▶ _The problem_
Only lines containing the string "bicatenar" belong in the answer; copy all of them from the entries.

+++++

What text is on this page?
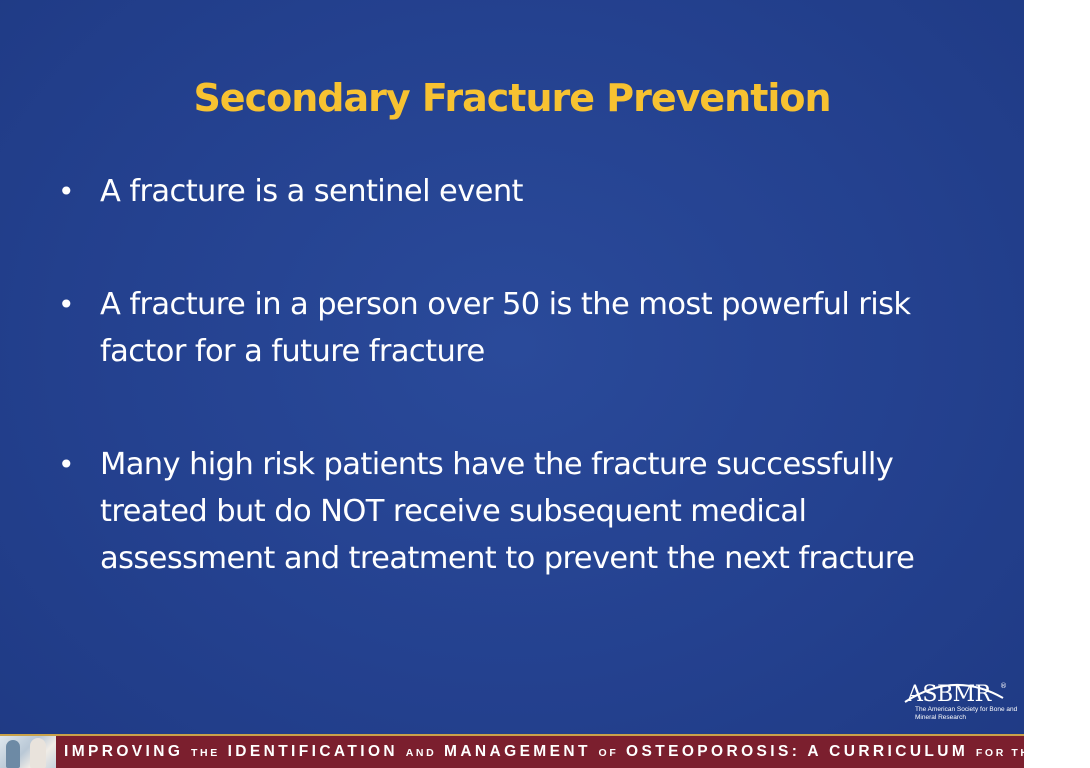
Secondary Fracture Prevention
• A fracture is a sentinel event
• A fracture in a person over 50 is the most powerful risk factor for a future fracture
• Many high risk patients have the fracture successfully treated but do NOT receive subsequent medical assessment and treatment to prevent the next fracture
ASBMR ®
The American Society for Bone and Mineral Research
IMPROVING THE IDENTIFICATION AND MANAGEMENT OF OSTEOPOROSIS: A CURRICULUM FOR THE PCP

+++++

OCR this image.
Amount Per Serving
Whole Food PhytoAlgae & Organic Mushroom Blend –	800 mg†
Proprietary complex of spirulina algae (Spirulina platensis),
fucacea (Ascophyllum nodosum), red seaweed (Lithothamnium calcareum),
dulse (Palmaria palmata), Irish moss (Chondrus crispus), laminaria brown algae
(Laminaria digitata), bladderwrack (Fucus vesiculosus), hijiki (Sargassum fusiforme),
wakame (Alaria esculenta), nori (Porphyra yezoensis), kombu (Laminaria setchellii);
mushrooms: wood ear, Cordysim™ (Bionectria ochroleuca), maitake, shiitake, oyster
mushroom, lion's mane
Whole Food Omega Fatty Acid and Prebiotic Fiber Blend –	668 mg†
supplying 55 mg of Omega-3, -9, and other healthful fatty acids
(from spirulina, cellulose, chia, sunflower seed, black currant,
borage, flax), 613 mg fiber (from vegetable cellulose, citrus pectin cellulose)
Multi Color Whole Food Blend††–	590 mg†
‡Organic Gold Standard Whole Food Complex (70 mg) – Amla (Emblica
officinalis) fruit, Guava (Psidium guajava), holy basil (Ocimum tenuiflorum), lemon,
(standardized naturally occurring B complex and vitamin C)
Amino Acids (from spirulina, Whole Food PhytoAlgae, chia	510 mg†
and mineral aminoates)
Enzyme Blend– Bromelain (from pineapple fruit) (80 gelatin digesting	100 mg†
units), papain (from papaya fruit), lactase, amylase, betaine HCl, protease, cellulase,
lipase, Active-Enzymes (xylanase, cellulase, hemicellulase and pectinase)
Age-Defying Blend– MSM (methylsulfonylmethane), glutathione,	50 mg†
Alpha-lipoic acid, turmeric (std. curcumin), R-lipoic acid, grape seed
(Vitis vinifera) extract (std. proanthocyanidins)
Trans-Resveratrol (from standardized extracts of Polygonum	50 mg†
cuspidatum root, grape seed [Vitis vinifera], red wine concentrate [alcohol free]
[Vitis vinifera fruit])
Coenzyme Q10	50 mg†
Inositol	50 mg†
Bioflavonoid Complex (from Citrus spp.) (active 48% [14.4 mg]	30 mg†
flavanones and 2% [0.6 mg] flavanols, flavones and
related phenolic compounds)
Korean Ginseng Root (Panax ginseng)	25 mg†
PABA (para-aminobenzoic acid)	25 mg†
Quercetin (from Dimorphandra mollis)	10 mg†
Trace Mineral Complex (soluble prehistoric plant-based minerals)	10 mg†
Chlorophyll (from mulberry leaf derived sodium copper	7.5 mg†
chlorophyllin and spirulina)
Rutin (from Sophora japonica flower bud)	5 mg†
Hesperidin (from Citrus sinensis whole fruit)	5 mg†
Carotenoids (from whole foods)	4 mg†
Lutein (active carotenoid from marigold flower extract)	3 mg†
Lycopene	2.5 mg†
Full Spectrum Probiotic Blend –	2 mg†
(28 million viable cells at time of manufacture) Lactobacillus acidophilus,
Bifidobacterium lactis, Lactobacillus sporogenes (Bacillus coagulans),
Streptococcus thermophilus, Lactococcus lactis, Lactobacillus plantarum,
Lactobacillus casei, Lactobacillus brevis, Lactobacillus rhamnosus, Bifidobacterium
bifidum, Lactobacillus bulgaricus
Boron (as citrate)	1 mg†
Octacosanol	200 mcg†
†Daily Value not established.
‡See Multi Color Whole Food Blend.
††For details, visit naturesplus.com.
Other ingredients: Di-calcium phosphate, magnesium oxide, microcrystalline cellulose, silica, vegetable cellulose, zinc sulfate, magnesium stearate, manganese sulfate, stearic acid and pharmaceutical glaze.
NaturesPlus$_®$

+++++

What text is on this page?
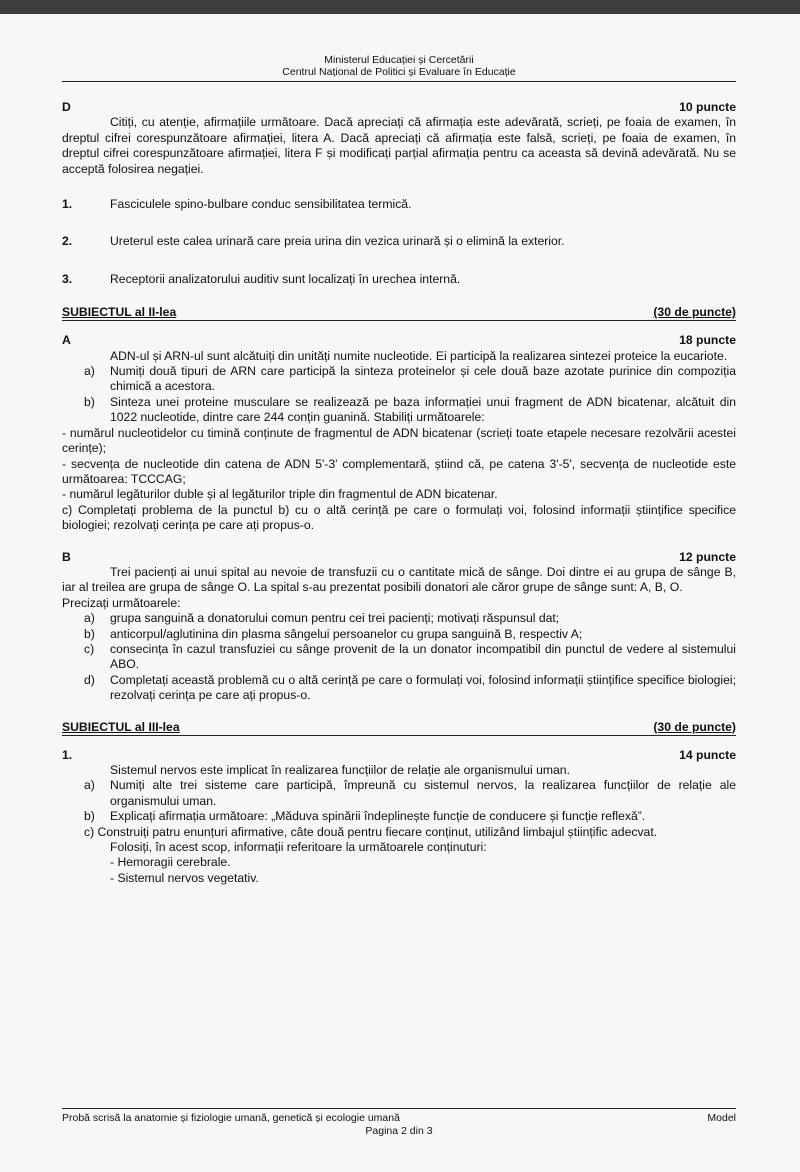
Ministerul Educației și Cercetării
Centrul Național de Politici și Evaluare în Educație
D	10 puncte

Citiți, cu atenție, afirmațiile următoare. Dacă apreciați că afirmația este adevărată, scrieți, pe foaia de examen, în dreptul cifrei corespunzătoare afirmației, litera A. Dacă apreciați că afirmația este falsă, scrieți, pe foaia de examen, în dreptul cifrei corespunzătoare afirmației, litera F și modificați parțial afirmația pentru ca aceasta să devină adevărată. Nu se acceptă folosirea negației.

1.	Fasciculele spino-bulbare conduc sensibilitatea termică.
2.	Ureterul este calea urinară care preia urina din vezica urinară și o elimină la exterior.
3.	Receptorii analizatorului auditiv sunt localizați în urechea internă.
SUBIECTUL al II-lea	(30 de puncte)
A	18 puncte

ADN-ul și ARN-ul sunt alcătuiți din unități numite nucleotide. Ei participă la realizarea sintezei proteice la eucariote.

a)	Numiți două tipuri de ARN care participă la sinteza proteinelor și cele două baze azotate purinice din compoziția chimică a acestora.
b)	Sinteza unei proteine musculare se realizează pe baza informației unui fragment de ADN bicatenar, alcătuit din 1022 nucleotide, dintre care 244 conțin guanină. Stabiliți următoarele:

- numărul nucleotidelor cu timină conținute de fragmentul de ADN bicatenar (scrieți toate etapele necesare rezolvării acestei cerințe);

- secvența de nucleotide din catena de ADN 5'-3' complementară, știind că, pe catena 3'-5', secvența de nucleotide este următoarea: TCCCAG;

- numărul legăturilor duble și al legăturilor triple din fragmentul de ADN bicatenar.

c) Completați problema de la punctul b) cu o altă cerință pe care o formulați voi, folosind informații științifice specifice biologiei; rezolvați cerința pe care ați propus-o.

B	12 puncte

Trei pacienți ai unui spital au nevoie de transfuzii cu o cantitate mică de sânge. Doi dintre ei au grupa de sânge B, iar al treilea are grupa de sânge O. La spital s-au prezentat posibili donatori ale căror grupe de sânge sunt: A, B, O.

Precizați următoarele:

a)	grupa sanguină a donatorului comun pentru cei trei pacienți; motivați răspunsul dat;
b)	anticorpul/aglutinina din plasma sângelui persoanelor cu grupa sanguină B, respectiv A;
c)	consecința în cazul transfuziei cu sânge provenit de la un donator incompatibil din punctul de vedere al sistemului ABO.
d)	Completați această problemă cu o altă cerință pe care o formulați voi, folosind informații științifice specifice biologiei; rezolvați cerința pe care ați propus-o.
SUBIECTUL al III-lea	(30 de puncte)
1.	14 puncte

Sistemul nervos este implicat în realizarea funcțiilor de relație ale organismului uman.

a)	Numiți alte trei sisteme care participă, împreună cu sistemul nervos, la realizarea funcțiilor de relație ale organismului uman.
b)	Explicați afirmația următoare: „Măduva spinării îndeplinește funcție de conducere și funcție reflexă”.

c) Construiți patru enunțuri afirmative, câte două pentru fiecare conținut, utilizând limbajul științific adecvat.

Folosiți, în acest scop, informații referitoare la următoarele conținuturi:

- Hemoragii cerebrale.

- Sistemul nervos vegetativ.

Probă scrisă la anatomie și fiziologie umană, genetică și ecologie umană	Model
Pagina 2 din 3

+++++

▶ _Solution below_
b)	Sinteza unei proteine musculare se realizează pe baza informației unui fragment de ADN bicatenar, alcătuit din 1022 nucleotide, dintre care 244 conțin guanină. Stabiliți următoarele:
- numărul nucleotidelor cu timină conținute de fragmentul de ADN bicatenar (scrieți toate etapele necesare rezolvării acestei cerințe);
- numărul legăturilor duble și al legăturilor triple din fragmentul de ADN bicatenar.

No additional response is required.